Reply with one number only: the count of lines below that contain the word "Phone".
═══ Items
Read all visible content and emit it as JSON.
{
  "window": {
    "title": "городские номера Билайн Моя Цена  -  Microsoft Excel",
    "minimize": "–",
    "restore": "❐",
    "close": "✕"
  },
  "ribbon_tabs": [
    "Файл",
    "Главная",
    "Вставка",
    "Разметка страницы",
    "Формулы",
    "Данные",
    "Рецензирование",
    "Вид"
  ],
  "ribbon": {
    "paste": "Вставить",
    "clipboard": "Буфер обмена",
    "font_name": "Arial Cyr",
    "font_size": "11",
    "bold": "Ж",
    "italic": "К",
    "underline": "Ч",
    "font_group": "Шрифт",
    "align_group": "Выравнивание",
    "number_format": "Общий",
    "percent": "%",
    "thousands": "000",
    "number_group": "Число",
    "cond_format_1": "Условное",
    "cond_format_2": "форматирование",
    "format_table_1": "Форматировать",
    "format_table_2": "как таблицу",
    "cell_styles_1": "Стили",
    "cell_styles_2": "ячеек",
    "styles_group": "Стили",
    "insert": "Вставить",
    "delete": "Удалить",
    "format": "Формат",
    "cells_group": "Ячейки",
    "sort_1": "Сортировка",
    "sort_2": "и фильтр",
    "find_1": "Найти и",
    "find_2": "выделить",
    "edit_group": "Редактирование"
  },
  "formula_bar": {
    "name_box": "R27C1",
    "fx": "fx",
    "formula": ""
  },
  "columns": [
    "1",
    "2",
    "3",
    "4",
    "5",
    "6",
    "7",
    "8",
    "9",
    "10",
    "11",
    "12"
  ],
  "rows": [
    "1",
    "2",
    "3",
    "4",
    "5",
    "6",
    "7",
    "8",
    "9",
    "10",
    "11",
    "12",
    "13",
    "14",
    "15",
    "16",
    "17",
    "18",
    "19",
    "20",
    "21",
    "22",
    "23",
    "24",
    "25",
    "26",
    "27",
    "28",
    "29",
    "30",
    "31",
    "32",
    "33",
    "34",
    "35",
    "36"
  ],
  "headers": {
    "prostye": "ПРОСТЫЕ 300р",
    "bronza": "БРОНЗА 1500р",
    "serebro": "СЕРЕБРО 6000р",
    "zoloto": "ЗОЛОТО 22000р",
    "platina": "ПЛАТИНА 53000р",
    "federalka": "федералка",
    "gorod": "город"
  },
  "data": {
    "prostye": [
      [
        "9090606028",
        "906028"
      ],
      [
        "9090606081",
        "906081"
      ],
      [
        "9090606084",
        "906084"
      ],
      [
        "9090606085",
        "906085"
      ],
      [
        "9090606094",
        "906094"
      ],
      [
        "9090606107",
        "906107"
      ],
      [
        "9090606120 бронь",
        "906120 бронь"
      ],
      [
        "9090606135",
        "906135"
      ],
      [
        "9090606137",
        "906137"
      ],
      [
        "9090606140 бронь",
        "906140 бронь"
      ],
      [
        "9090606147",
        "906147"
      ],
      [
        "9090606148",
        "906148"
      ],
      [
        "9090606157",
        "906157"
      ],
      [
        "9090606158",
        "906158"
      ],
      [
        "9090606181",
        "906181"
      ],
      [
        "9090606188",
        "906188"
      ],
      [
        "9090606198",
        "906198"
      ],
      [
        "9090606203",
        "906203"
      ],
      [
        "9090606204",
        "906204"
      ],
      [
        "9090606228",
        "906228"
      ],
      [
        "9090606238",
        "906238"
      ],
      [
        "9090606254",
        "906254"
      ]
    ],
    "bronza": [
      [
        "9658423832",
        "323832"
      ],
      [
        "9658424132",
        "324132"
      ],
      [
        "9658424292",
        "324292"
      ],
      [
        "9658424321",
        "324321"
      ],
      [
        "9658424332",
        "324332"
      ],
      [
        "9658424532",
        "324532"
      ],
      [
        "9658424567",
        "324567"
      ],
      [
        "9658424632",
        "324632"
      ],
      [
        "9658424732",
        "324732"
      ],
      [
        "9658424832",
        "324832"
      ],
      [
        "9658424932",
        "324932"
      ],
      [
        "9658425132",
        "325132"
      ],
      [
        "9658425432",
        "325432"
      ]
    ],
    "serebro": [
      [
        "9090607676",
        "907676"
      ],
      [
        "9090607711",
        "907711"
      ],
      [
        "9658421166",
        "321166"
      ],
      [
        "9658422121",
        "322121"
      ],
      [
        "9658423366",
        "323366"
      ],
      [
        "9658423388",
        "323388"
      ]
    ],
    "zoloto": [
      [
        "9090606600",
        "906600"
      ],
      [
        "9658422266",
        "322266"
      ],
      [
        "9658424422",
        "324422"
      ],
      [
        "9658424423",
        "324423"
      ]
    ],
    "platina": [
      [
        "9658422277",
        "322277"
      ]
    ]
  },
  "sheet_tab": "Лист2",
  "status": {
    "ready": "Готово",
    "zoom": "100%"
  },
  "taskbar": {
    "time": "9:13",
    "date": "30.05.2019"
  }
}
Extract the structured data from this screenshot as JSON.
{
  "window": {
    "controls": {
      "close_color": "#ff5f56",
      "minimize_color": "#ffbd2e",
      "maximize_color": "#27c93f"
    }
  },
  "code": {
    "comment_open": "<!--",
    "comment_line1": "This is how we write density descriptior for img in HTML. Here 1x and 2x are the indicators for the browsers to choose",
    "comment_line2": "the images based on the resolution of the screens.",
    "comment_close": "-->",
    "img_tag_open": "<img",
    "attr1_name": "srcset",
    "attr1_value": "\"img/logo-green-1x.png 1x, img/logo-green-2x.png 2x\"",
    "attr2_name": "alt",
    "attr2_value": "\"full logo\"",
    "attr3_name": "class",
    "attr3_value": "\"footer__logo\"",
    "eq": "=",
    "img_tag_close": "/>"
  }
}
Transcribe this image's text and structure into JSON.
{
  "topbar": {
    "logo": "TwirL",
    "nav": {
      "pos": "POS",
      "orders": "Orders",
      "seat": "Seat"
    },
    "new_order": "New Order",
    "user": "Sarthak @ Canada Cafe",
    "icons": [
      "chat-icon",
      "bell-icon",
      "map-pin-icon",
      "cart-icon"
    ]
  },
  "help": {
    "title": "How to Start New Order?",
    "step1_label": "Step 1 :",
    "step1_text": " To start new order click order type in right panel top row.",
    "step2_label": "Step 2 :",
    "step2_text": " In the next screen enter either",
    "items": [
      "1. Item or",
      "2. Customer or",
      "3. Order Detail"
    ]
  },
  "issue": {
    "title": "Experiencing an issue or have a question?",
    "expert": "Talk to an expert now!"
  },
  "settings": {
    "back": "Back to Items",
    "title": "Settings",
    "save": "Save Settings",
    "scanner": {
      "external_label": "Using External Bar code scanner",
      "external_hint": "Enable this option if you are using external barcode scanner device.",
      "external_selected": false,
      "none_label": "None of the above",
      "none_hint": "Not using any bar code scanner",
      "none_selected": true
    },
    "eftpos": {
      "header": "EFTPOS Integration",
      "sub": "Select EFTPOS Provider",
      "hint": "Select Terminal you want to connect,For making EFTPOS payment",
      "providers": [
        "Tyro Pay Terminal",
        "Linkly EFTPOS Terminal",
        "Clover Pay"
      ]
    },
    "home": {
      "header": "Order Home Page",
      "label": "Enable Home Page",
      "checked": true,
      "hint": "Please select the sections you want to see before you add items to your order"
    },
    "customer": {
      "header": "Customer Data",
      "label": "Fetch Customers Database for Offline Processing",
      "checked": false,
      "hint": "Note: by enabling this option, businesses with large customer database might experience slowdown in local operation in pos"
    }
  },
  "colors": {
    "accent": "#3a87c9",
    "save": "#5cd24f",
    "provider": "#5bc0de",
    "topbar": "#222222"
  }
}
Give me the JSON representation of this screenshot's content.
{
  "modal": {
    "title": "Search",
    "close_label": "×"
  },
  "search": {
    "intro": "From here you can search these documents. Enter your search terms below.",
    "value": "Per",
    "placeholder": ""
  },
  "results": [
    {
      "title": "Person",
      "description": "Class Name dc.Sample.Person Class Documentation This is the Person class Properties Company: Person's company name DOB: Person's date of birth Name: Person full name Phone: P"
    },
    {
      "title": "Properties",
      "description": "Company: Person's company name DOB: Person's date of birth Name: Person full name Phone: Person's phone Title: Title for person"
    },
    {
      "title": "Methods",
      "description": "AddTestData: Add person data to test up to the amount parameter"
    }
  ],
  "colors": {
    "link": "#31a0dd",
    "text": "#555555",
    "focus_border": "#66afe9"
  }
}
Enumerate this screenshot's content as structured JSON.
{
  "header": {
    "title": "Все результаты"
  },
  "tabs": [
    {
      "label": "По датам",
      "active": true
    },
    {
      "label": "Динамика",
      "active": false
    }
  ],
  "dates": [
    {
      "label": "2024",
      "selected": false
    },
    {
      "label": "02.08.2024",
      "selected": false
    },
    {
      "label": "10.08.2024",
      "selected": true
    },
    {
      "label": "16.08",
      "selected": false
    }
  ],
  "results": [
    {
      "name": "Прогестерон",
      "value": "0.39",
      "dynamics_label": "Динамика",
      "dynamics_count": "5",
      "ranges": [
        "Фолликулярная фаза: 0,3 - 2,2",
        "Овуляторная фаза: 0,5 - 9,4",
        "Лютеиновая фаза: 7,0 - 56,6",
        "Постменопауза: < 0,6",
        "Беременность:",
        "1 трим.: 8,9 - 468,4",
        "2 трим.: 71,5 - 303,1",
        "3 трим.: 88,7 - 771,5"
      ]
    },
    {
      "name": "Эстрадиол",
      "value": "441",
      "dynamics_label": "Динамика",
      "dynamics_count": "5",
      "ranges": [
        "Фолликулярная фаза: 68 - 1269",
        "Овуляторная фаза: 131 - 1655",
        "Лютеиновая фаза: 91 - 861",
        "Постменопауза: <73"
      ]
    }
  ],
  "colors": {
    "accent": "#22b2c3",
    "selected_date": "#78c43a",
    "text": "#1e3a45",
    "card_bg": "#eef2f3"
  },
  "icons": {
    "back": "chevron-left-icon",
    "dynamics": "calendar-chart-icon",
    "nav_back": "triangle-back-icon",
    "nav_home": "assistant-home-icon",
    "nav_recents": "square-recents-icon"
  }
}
══════
- _Task response_
2